The task: Copy out all lines in the data below containing the string "name".

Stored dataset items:
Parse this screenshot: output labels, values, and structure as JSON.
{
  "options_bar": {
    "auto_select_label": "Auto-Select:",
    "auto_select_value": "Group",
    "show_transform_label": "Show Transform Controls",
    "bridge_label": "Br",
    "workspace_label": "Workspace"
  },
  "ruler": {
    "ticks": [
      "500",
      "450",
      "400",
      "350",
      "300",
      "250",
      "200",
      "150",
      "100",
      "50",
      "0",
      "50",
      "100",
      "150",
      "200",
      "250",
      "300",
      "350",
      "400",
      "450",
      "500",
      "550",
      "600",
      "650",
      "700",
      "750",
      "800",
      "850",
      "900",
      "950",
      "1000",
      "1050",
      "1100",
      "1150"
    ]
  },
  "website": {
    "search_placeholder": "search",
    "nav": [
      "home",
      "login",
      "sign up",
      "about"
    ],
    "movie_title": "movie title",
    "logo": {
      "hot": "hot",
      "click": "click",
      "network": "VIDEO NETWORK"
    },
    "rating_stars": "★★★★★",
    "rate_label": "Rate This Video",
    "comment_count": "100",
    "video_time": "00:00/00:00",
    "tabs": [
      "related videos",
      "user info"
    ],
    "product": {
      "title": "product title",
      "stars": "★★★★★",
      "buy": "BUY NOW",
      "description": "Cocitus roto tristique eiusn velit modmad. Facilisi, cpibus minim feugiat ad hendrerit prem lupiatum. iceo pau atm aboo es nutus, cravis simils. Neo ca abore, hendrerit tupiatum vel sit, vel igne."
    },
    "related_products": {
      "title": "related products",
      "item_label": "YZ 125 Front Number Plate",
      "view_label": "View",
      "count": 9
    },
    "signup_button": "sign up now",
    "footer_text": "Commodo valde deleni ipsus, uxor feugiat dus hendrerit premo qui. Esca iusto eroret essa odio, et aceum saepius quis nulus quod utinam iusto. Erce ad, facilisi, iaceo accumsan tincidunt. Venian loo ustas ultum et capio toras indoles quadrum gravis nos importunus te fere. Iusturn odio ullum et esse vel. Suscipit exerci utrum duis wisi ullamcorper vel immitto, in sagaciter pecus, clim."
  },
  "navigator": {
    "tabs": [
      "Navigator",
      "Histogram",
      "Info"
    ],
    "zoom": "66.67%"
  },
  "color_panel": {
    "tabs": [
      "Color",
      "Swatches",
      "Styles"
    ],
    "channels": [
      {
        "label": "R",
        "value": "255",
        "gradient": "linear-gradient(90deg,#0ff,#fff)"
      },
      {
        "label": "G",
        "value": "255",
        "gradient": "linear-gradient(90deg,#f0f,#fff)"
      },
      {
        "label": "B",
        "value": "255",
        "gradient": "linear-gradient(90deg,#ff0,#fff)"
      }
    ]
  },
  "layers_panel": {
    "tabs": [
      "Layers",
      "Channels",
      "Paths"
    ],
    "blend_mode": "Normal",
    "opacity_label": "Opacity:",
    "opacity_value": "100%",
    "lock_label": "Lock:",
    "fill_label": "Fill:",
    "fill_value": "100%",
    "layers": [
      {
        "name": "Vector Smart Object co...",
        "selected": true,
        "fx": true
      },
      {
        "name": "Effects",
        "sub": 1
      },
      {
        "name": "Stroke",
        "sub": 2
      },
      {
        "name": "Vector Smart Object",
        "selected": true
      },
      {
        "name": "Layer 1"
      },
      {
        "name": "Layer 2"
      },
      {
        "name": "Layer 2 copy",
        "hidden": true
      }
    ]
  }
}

Output below:
        "name": "Vector Smart Object co...",
        "name": "Effects",
        "name": "Stroke",
        "name": "Vector Smart Object",
        "name": "Layer 1"
        "name": "Layer 2"
        "name": "Layer 2 copy",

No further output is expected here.